[Your instructions] Copy the stretch of the recession-planning text from "The fact of" through "Yes, debt sucks.", changing "punishment" to "chore".

[Extract provided]
====================

I know that even the possibility of a recession is scary but it’s good to at least have conversations about it, and plan for the what-ifs.

You want to know how to prepare for a recession and avoid becoming financially ruined. The last thing you want to do is face a recession unprepared.

A lot of us are old enough to remember the housing crisis some tears ago. If you aren’t familiar with it, I’m sure you remember your parents worrying that another recession was upon us.

Recessions have a way of touching each and every one of us, even if it’s in a small way.

The best way to avoid being negatively impacted by a recession is to be prepared.

How to Prepare for a Recession [Before It’s Too Late]

It is good to have hope and faith that things will always go willingly. However, for as long as life has air, recessions will happen.

You can hold true to your faith but prepare for a recession also.

A recession doesn’t affect just one person or a certain population. The effects of recessions eventually trickle to everyone.

Whether it be loss of jobs, lack of availability of basic home goods, or home prices taking a dive, we are all impacted by recessions.

To get you better prepared for the inevitable, here are # tips on how to prepare for a recession.

Learn these tips and incorporate them into your life to cover your finances during an economic downturn.

Earn More Money

The fact of the matter is that your money can only go so far. You can save and keep saving, but saving can start to feel like a punishment when you feel have no room to financially breathe.

Yes, debt sucks.

Yet, squeezing money out of rock seems pretty difficult to say the least.

The best way to fight feeling bogged down by debt when trying to save money is to earn more money.

Honestly, I hated working for more than one job. But when I needed to supplement my full-time income, I worked several side jobs.

Earning more money won’t happen by sitting around wishing for it.

Aggressively pay off debt

Saving money of any amount may seem like an impossible goal when there’s debt breathing down your neck.

According to Debt.org, total U.S. consumer debt is at $13.86 trillion.

That includes mortgages, auto loans, credit cards, and student loans. Looking at that figure makes it plausible to believe saving money is a little hard to reach.

But it isn’t.

====================

[Data listing]
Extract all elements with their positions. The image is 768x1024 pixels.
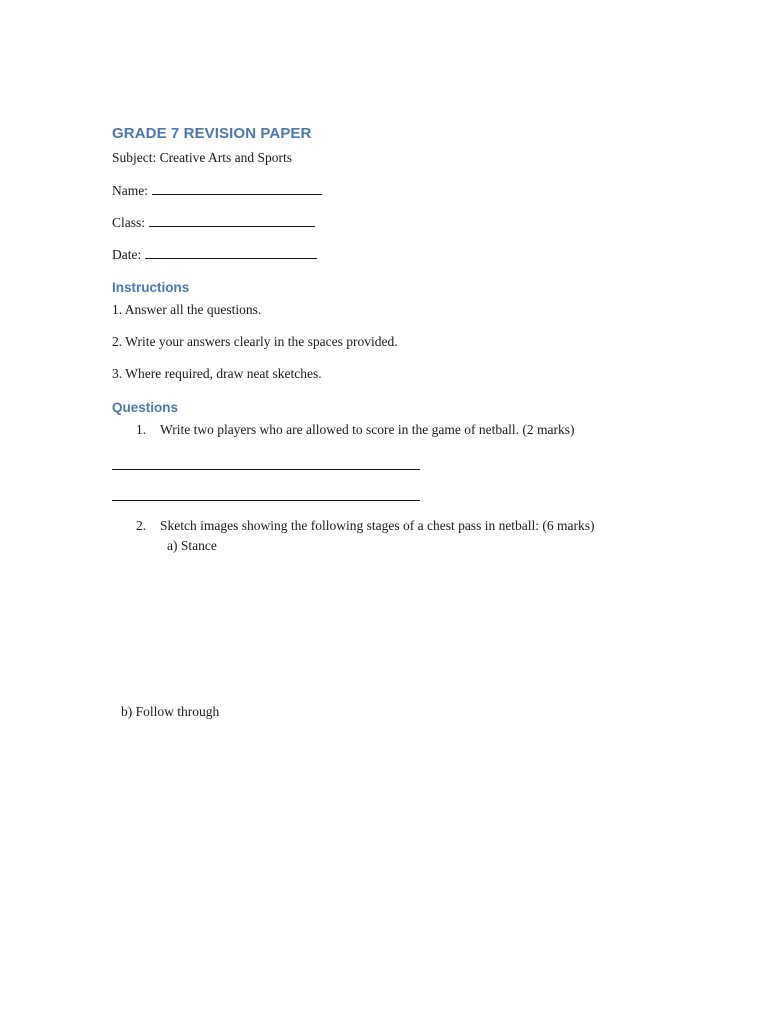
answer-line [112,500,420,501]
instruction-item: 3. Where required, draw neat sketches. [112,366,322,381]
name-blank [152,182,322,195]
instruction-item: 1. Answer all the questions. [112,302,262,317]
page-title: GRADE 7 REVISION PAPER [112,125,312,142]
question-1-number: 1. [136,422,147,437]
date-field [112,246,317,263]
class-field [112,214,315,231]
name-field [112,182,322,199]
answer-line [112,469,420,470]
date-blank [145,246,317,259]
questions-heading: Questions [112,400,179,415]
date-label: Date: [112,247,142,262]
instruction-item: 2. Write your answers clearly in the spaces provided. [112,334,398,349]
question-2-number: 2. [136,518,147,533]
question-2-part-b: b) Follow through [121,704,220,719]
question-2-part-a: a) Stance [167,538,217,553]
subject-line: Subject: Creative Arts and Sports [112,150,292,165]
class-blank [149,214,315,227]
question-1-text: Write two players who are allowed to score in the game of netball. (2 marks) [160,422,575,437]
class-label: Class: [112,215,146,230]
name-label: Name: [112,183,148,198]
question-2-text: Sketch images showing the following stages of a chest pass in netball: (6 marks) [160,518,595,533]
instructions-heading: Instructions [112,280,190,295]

====================

[Result of this exercise]
The fact of the matter is that your money can only go so far. You can save and keep saving, but saving can start to feel like a chore when you feel have no room to financially breathe.

Yes, debt sucks.